Problem details:
Each line of the data that includes the string "小学数学" is to be copied out.

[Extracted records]
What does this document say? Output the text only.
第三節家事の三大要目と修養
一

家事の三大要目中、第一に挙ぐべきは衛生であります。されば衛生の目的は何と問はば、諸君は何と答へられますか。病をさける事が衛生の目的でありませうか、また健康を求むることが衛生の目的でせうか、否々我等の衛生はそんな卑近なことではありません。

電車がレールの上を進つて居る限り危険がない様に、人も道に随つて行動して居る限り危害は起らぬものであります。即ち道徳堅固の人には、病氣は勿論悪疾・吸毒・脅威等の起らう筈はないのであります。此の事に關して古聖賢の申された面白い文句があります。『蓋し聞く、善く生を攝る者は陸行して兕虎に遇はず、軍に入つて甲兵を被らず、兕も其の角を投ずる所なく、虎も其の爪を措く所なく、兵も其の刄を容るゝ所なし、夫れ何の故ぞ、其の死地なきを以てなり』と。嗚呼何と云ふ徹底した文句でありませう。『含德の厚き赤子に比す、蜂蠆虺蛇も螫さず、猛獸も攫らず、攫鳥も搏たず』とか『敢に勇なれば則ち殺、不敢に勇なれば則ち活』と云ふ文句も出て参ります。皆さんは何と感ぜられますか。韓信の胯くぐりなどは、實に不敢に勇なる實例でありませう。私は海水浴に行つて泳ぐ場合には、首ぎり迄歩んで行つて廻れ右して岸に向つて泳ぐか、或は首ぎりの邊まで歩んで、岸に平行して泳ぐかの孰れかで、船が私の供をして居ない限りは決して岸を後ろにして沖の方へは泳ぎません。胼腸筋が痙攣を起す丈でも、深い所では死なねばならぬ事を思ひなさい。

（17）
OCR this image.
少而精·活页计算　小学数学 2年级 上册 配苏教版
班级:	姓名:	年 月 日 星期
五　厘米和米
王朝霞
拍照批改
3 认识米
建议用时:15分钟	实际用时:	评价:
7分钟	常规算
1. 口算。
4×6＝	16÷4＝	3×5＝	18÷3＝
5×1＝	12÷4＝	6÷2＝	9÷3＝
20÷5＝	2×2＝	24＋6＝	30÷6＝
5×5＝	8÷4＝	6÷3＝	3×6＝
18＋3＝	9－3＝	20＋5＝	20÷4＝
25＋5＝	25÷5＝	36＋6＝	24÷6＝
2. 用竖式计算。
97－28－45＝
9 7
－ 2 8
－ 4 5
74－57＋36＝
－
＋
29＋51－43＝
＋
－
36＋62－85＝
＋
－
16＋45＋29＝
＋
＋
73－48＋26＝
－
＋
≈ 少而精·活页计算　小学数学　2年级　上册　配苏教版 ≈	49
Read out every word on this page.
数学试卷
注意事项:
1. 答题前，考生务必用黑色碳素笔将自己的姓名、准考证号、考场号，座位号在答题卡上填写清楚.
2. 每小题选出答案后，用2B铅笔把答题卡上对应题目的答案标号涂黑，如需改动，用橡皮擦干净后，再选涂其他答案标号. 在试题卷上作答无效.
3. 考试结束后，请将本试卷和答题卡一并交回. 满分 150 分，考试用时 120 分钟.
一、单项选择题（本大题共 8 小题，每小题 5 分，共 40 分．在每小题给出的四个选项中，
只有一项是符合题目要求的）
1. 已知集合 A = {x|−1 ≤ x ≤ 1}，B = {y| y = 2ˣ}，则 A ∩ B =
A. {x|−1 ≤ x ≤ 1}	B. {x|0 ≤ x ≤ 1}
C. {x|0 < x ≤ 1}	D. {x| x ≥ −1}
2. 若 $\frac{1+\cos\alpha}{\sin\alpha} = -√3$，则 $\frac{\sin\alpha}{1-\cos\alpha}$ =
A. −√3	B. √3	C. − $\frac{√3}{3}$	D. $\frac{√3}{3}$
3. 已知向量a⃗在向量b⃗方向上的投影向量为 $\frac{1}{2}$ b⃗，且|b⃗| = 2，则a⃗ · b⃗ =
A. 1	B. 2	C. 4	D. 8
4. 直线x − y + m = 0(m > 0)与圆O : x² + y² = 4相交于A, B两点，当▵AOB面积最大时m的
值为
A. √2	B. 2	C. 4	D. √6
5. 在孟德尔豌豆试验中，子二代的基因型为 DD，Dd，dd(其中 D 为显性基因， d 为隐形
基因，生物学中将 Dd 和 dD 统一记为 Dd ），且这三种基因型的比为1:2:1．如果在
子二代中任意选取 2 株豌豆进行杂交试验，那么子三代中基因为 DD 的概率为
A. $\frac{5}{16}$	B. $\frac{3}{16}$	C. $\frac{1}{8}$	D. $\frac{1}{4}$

Full response:
少而精·活页计算　小学数学 2年级 上册 配苏教版
≈ 少而精·活页计算　小学数学　2年级　上册　配苏教版 ≈	49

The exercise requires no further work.